Search the listing for "Argento" and copy every line where it appears.

Records supplied:
—————

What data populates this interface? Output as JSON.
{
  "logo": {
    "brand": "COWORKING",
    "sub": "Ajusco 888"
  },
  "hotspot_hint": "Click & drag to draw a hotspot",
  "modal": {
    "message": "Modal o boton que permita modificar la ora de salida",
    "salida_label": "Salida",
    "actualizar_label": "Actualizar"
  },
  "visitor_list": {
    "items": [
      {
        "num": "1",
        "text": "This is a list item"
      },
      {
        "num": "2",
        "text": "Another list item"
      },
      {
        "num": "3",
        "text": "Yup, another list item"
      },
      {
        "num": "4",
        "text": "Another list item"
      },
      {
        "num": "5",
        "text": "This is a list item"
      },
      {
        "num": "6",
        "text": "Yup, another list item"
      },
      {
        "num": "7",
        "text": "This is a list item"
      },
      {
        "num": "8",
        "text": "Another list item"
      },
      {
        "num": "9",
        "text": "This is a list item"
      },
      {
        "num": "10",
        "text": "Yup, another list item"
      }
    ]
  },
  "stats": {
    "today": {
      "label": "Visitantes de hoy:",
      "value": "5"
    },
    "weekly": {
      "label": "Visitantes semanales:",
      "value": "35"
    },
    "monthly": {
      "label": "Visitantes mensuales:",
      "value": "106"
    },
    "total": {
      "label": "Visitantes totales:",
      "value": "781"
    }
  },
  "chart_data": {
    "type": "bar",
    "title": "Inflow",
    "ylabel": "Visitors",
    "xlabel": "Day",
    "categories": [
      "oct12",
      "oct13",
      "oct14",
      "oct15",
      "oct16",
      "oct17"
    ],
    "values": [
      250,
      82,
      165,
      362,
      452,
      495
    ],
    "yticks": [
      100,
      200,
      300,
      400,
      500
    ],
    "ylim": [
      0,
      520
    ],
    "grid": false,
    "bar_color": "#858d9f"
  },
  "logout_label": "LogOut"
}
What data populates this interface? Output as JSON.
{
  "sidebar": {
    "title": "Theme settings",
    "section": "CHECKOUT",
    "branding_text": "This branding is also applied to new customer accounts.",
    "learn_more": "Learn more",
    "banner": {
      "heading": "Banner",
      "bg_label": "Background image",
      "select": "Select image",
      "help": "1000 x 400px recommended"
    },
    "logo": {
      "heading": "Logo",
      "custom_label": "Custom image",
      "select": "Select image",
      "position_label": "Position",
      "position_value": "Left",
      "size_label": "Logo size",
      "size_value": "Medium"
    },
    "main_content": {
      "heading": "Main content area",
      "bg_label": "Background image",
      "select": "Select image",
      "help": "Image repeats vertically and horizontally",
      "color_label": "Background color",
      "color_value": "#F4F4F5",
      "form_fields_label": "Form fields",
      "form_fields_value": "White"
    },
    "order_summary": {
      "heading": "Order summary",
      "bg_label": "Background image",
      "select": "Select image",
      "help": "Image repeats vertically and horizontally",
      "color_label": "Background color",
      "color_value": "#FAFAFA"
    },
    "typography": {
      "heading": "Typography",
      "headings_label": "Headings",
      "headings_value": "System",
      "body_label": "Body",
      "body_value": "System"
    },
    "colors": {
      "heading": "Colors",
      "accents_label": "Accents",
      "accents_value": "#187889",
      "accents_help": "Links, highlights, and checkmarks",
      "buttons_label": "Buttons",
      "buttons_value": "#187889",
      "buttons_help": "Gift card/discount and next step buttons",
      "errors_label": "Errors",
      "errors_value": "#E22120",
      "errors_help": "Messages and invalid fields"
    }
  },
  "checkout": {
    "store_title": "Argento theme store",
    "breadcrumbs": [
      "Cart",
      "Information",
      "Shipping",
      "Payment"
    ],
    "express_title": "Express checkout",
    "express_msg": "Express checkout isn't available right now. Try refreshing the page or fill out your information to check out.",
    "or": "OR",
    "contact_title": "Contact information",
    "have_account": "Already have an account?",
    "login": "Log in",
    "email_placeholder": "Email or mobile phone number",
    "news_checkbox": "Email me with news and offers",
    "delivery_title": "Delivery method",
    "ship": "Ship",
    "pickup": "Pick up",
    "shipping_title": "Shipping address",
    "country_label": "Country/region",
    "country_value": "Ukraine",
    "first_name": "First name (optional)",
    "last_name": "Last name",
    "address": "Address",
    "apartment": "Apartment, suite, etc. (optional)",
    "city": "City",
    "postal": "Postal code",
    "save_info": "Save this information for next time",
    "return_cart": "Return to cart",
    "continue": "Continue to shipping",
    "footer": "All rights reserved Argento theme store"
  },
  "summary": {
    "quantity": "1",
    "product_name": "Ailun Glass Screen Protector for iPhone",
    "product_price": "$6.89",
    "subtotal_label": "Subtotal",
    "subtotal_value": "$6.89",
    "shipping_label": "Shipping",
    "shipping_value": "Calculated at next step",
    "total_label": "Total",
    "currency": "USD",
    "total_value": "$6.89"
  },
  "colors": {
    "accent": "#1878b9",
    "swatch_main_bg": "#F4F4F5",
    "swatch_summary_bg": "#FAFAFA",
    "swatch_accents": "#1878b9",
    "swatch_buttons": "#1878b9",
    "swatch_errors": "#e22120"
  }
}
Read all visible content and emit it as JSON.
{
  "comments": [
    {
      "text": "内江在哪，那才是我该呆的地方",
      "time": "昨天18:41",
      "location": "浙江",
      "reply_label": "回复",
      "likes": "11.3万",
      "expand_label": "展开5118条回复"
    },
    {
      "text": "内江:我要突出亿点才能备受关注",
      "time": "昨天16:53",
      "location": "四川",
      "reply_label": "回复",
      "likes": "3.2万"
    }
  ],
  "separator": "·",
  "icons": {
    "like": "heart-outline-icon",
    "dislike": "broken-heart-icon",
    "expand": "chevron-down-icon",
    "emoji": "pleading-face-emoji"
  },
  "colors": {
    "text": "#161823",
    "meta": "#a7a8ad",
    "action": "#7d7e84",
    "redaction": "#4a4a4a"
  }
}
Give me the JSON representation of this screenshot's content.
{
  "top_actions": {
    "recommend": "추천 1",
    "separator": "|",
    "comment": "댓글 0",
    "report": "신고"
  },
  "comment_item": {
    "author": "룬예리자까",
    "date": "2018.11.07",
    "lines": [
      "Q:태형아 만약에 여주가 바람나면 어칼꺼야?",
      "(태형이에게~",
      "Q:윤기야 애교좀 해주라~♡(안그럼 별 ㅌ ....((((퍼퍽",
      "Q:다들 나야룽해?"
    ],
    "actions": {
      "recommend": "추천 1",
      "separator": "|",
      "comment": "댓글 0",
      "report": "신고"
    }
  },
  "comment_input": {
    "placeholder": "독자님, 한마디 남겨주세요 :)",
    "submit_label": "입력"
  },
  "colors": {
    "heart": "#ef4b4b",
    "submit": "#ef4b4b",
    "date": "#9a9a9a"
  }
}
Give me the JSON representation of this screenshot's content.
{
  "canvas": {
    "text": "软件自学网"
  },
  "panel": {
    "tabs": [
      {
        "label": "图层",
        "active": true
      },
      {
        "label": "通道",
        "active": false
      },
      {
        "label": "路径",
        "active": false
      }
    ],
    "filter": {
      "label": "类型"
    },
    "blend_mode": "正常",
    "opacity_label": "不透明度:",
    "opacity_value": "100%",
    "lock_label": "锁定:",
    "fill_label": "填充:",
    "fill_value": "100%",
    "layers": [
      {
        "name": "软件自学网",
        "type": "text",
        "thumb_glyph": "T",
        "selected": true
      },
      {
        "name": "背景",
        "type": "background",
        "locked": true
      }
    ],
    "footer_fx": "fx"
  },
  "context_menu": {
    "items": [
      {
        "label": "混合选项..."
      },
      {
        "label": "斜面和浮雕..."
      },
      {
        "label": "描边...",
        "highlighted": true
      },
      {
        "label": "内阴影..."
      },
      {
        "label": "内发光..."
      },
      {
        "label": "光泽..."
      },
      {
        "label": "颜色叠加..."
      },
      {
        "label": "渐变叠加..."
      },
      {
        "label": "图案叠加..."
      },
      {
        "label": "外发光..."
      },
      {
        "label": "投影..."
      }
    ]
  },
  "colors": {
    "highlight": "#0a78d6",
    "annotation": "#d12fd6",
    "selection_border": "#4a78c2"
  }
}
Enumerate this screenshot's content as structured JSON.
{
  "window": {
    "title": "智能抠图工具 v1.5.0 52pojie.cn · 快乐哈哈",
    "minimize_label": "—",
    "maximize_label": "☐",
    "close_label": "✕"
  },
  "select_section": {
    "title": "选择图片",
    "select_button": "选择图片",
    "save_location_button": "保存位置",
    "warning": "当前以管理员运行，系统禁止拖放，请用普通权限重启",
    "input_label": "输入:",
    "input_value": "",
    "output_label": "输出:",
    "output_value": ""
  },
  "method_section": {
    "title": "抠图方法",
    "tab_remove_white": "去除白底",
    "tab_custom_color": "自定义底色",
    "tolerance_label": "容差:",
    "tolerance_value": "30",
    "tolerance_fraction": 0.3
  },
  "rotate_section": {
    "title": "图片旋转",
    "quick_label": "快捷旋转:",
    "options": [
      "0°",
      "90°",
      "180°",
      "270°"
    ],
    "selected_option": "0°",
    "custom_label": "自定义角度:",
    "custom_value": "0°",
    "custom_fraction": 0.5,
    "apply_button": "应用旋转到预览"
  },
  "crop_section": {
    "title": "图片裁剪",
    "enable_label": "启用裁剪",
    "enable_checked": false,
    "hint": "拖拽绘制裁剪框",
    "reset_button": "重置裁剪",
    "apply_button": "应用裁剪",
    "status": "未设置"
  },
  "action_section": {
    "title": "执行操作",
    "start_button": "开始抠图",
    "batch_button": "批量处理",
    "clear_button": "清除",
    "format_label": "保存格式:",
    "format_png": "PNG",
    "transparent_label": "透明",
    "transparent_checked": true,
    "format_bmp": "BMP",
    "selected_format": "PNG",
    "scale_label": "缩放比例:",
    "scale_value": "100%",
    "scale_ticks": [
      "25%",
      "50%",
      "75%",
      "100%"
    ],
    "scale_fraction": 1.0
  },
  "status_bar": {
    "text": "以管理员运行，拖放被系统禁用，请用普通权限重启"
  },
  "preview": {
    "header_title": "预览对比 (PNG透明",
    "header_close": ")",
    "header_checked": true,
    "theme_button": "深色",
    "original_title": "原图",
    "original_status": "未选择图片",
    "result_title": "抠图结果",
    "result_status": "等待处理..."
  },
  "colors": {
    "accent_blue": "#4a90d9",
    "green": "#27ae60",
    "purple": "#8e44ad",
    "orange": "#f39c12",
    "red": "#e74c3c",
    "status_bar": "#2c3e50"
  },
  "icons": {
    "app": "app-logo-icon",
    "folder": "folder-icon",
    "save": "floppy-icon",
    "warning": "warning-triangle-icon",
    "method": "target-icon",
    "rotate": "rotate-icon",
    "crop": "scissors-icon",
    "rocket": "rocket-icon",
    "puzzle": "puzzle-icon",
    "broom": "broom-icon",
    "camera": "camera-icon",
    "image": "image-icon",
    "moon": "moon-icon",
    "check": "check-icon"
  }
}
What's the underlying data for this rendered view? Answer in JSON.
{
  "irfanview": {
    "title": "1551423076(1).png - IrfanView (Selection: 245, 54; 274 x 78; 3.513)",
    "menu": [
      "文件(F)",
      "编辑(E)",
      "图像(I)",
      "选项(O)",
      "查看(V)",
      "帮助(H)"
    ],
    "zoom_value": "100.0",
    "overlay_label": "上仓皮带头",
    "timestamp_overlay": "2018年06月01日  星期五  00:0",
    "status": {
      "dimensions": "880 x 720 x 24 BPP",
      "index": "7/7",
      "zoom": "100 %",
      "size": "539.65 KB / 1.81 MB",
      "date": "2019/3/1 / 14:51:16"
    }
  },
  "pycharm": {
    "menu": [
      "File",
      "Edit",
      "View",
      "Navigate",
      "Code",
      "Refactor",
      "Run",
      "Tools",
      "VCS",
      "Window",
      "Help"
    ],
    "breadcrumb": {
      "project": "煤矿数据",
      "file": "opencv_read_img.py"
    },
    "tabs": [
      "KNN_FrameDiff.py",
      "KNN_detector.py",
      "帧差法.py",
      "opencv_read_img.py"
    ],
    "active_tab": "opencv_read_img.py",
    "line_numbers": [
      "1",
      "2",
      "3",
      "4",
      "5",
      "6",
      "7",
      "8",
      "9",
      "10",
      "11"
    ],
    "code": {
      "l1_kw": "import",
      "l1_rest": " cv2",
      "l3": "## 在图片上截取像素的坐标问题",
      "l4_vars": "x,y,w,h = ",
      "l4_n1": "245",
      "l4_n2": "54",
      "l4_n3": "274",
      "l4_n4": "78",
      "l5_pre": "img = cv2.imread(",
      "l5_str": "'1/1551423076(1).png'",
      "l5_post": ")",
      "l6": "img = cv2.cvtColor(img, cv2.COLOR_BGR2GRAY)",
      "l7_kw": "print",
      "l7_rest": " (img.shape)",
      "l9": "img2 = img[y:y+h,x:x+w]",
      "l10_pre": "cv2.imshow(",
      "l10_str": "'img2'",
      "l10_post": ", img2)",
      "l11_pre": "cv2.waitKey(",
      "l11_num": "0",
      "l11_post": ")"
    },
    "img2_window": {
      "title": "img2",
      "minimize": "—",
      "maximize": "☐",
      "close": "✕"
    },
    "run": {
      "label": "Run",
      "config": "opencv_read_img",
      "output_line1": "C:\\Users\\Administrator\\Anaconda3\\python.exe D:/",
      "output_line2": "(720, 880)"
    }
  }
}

—————

Task response:
    "store_title": "Argento theme store",
    "footer": "All rights reserved Argento theme store"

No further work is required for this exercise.